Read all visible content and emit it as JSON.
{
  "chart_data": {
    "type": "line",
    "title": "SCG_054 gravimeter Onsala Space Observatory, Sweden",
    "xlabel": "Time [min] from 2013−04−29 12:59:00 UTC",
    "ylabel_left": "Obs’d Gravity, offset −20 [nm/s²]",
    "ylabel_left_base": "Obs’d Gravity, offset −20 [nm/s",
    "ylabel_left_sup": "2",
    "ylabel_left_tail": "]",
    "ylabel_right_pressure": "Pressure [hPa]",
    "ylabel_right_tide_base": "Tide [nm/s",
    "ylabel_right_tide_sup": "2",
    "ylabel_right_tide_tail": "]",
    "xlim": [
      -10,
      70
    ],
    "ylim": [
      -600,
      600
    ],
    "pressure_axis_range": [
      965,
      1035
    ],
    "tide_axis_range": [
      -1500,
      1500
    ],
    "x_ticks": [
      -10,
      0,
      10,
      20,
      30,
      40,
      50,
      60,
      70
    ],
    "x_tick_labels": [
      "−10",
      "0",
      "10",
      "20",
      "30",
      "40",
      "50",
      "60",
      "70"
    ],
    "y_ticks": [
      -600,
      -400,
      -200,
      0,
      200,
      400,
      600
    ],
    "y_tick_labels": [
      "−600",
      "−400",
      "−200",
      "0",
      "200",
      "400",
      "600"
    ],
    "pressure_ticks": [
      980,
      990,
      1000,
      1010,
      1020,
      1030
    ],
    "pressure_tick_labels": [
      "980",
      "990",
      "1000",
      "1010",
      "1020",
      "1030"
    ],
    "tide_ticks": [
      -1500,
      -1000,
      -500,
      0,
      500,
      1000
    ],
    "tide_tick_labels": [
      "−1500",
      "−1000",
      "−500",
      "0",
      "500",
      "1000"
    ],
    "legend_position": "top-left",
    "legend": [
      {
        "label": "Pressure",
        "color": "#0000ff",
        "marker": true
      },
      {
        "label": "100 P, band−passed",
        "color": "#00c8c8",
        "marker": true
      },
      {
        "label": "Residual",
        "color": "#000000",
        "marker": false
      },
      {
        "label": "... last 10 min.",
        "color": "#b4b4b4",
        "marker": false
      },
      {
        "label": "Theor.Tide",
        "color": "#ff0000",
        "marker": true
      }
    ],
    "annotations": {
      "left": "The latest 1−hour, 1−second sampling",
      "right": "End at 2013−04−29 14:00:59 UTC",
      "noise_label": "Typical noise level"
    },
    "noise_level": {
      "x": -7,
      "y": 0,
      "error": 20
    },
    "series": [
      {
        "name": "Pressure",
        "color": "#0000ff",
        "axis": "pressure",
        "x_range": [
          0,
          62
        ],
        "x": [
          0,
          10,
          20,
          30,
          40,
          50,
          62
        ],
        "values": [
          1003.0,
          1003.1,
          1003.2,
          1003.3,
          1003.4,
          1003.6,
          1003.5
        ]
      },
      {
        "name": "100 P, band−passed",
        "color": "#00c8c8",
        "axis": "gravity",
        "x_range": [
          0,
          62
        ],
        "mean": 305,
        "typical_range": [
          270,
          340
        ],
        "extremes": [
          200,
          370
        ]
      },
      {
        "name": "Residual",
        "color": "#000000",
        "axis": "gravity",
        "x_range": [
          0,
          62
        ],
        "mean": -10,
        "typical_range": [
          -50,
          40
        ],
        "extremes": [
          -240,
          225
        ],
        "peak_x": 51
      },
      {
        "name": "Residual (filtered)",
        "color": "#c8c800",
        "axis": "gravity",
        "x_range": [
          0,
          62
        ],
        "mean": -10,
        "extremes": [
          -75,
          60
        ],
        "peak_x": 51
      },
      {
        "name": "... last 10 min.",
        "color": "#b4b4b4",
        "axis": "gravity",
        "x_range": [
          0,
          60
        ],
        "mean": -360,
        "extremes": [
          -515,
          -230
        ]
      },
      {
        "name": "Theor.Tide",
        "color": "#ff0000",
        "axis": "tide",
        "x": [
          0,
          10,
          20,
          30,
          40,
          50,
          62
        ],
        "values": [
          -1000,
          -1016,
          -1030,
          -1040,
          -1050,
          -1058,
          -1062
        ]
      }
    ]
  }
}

The task
Repeat every entry exactly, please.

Task output
Read all visible content and emit it as JSON.
{
  "chart_data": {
    "type": "line",
    "title": "SCG_054 gravimeter Onsala Space Observatory, Sweden",
    "xlabel": "Time [min] from 2013−04−29 12:59:00 UTC",
    "ylabel_left": "Obs’d Gravity, offset −20 [nm/s²]",
    "ylabel_left_base": "Obs’d Gravity, offset −20 [nm/s",
    "ylabel_left_sup": "2",
    "ylabel_left_tail": "]",
    "ylabel_right_pressure": "Pressure [hPa]",
    "ylabel_right_tide_base": "Tide [nm/s",
    "ylabel_right_tide_sup": "2",
    "ylabel_right_tide_tail": "]",
    "xlim": [
      -10,
      70
    ],
    "ylim": [
      -600,
      600
    ],
    "pressure_axis_range": [
      965,
      1035
    ],
    "tide_axis_range": [
      -1500,
      1500
    ],
    "x_ticks": [
      -10,
      0,
      10,
      20,
      30,
      40,
      50,
      60,
      70
    ],
    "x_tick_labels": [
      "−10",
      "0",
      "10",
      "20",
      "30",
      "40",
      "50",
      "60",
      "70"
    ],
    "y_ticks": [
      -600,
      -400,
      -200,
      0,
      200,
      400,
      600
    ],
    "y_tick_labels": [
      "−600",
      "−400",
      "−200",
      "0",
      "200",
      "400",
      "600"
    ],
    "pressure_ticks": [
      980,
      990,
      1000,
      1010,
      1020,
      1030
    ],
    "pressure_tick_labels": [
      "980",
      "990",
      "1000",
      "1010",
      "1020",
      "1030"
    ],
    "tide_ticks": [
      -1500,
      -1000,
      -500,
      0,
      500,
      1000
    ],
    "tide_tick_labels": [
      "−1500",
      "−1000",
      "−500",
      "0",
      "500",
      "1000"
    ],
    "legend_position": "top-left",
    "legend": [
      {
        "label": "Pressure",
        "color": "#0000ff",
        "marker": true
      },
      {
        "label": "100 P, band−passed",
        "color": "#00c8c8",
        "marker": true
      },
      {
        "label": "Residual",
        "color": "#000000",
        "marker": false
      },
      {
        "label": "... last 10 min.",
        "color": "#b4b4b4",
        "marker": false
      },
      {
        "label": "Theor.Tide",
        "color": "#ff0000",
        "marker": true
      }
    ],
    "annotations": {
      "left": "The latest 1−hour, 1−second sampling",
      "right": "End at 2013−04−29 14:00:59 UTC",
      "noise_label": "Typical noise level"
    },
    "noise_level": {
      "x": -7,
      "y": 0,
      "error": 20
    },
    "series": [
      {
        "name": "Pressure",
        "color": "#0000ff",
        "axis": "pressure",
        "x_range": [
          0,
          62
        ],
        "x": [
          0,
          10,
          20,
          30,
          40,
          50,
          62
        ],
        "values": [
          1003.0,
          1003.1,
          1003.2,
          1003.3,
          1003.4,
          1003.6,
          1003.5
        ]
      },
      {
        "name": "100 P, band−passed",
        "color": "#00c8c8",
        "axis": "gravity",
        "x_range": [
          0,
          62
        ],
        "mean": 305,
        "typical_range": [
          270,
          340
        ],
        "extremes": [
          200,
          370
        ]
      },
      {
        "name": "Residual",
        "color": "#000000",
        "axis": "gravity",
        "x_range": [
          0,
          62
        ],
        "mean": -10,
        "typical_range": [
          -50,
          40
        ],
        "extremes": [
          -240,
          225
        ],
        "peak_x": 51
      },
      {
        "name": "Residual (filtered)",
        "color": "#c8c800",
        "axis": "gravity",
        "x_range": [
          0,
          62
        ],
        "mean": -10,
        "extremes": [
          -75,
          60
        ],
        "peak_x": 51
      },
      {
        "name": "... last 10 min.",
        "color": "#b4b4b4",
        "axis": "gravity",
        "x_range": [
          0,
          60
        ],
        "mean": -360,
        "extremes": [
          -515,
          -230
        ]
      },
      {
        "name": "Theor.Tide",
        "color": "#ff0000",
        "axis": "tide",
        "x": [
          0,
          10,
          20,
          30,
          40,
          50,
          62
        ],
        "values": [
          -1000,
          -1016,
          -1030,
          -1040,
          -1050,
          -1058,
          -1062
        ]
      }
    ]
  }
}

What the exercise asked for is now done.